**Aim:**
Copy every line from the data below in which the string "zoom" can be found.

* * *

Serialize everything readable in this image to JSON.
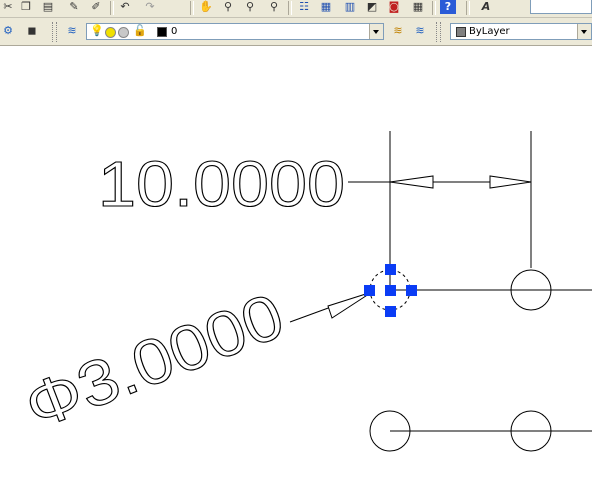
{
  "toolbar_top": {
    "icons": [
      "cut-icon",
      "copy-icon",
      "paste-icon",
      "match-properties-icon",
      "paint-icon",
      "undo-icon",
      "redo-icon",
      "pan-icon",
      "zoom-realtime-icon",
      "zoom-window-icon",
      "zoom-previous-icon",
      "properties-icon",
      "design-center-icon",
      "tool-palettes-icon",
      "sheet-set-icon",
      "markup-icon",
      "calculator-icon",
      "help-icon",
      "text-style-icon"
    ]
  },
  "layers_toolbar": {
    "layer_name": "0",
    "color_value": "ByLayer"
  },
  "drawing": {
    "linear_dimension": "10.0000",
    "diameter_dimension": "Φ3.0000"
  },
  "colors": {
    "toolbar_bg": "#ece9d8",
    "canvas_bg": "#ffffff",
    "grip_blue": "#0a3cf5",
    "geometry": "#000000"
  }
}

* * *

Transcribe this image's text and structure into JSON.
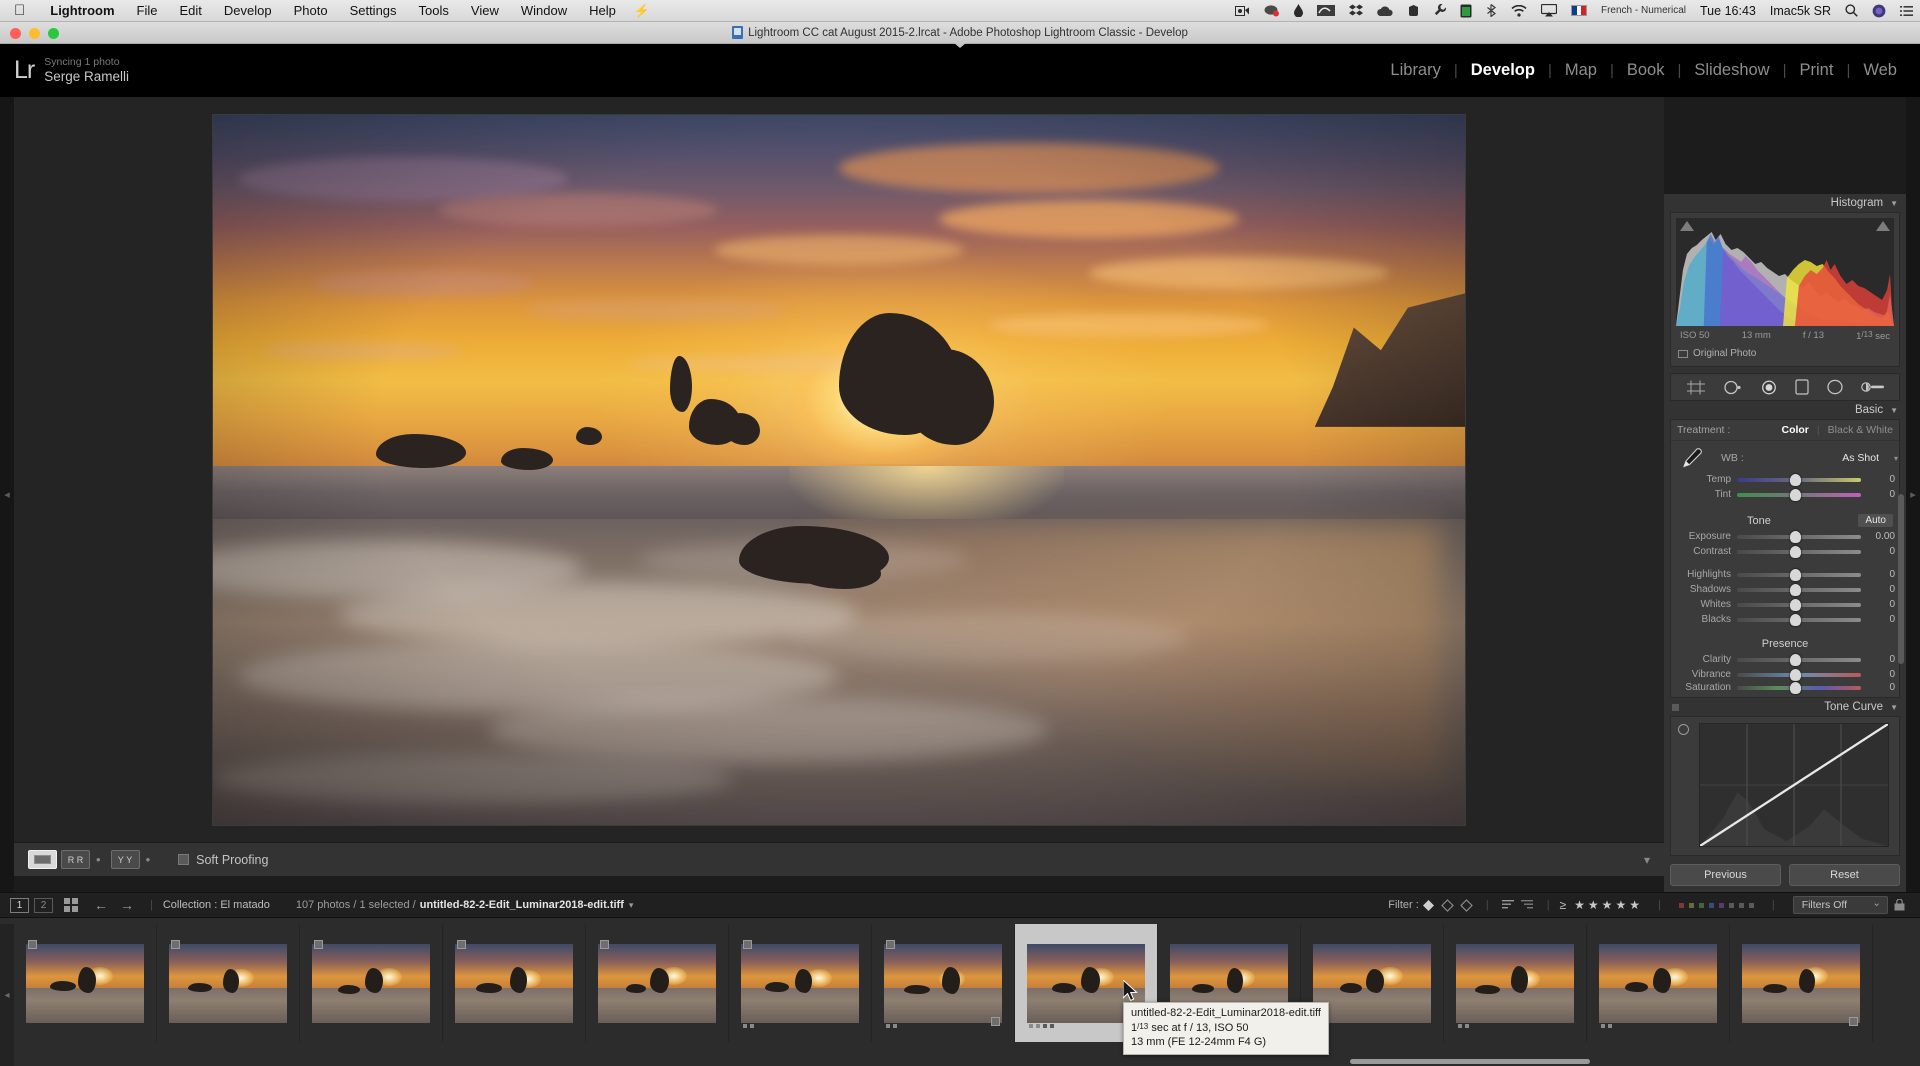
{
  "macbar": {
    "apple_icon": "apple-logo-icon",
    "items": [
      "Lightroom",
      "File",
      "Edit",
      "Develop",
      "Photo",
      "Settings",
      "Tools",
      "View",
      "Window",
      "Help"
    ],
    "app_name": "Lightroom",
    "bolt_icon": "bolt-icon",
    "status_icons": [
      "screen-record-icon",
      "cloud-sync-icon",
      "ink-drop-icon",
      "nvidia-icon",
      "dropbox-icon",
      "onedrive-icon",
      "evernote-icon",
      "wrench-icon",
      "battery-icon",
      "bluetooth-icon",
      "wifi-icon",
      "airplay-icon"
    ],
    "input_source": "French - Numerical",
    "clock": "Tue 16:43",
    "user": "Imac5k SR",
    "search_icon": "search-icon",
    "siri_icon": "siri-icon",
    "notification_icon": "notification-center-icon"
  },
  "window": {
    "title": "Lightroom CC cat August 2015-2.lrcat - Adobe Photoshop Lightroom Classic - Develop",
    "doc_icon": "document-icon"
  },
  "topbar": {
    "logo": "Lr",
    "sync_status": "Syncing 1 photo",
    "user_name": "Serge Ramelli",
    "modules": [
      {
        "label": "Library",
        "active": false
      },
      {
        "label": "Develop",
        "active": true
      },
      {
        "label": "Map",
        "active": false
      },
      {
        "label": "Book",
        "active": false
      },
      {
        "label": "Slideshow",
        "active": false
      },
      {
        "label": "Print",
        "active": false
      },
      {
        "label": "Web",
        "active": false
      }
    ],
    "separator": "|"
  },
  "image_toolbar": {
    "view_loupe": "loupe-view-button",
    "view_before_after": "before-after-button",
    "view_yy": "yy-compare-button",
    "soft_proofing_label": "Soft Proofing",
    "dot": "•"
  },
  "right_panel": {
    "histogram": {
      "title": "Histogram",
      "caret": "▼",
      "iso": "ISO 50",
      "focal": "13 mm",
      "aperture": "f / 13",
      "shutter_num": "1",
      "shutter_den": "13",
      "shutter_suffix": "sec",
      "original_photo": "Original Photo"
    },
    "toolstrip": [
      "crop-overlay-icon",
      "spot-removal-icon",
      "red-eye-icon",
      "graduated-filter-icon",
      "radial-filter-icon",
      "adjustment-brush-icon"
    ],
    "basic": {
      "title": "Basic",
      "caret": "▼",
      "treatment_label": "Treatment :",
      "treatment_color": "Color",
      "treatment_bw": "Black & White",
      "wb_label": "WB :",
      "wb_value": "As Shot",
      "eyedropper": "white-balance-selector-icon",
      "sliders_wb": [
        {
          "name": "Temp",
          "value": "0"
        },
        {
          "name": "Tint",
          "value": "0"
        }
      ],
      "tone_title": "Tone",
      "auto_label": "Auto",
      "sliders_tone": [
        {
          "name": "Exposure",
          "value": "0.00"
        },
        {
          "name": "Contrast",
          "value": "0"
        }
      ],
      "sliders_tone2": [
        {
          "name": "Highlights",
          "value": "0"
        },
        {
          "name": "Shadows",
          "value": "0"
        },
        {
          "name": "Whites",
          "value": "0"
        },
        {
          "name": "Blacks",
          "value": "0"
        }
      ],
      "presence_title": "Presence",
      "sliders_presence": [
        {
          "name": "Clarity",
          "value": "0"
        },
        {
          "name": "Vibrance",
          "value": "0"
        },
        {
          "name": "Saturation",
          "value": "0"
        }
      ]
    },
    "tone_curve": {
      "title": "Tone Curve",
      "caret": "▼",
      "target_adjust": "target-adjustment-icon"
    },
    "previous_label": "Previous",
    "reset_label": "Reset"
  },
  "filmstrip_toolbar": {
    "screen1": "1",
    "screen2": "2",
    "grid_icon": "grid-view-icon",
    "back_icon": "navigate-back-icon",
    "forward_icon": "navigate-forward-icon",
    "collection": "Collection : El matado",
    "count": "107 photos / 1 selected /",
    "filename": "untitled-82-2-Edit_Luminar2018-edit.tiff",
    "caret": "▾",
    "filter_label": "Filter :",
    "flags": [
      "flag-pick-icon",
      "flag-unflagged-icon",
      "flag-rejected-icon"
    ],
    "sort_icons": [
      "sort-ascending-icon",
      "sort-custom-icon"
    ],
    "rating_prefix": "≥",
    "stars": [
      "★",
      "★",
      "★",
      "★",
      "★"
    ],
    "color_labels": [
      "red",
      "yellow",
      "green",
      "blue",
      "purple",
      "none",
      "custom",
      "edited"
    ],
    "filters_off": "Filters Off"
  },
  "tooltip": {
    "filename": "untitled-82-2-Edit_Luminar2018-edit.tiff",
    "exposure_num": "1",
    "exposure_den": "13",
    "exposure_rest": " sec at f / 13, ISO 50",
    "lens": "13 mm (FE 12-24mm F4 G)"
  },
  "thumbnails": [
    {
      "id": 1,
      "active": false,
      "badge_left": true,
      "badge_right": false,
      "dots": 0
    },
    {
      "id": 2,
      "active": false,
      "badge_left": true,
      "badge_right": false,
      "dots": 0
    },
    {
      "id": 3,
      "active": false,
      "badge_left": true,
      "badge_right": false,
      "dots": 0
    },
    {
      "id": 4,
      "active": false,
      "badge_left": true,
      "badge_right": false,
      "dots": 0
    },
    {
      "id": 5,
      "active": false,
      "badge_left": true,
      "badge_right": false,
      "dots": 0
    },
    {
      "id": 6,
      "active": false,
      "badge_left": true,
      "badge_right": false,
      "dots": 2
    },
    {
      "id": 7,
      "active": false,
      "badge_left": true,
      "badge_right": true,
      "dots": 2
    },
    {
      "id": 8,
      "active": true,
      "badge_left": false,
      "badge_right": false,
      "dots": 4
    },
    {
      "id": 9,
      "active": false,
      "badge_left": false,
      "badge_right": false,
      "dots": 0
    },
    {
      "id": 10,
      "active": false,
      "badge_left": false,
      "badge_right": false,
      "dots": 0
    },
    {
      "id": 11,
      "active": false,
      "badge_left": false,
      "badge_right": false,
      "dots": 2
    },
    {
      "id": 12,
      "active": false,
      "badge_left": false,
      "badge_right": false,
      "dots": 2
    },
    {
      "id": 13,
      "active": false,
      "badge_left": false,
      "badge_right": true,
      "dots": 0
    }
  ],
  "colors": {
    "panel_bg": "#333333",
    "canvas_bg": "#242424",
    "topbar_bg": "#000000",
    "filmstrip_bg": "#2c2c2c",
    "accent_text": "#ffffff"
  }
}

* * *

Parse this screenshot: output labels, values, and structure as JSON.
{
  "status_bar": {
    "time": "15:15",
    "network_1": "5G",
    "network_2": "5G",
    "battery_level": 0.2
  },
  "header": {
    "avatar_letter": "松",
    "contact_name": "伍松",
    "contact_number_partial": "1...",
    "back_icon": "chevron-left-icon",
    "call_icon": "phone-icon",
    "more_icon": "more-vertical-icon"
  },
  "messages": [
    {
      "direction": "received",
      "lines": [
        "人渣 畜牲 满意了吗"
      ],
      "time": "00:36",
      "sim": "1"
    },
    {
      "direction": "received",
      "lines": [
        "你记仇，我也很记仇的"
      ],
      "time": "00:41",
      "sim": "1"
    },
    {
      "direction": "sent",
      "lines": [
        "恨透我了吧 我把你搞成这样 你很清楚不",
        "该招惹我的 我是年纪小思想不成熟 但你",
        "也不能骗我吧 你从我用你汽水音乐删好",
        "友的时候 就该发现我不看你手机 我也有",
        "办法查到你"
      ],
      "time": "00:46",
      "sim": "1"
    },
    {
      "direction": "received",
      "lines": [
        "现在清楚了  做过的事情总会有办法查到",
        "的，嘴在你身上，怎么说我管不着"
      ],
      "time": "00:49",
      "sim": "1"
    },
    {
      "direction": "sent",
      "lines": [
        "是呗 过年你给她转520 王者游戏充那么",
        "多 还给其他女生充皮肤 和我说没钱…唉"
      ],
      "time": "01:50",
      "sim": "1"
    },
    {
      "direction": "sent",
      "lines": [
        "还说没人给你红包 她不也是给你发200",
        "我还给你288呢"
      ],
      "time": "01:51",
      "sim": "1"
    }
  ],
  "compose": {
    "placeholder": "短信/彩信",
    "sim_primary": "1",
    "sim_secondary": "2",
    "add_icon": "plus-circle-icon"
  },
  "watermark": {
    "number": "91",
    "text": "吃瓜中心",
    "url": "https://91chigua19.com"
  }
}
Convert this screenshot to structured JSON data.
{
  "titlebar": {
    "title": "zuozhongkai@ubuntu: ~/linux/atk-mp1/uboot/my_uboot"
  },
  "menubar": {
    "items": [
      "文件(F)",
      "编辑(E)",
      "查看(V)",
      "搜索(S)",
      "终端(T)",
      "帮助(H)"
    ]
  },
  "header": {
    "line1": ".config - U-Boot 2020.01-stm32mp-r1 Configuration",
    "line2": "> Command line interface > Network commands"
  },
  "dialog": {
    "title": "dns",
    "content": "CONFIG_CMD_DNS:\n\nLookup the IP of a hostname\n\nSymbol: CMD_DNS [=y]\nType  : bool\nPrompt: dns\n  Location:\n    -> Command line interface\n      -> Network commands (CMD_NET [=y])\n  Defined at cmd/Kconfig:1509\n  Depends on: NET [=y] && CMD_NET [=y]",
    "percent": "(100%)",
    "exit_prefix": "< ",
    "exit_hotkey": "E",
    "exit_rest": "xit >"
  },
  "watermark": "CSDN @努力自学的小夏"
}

* * *

**Reply:**
      "zoom-realtime-icon",
      "zoom-window-icon",
      "zoom-previous-icon",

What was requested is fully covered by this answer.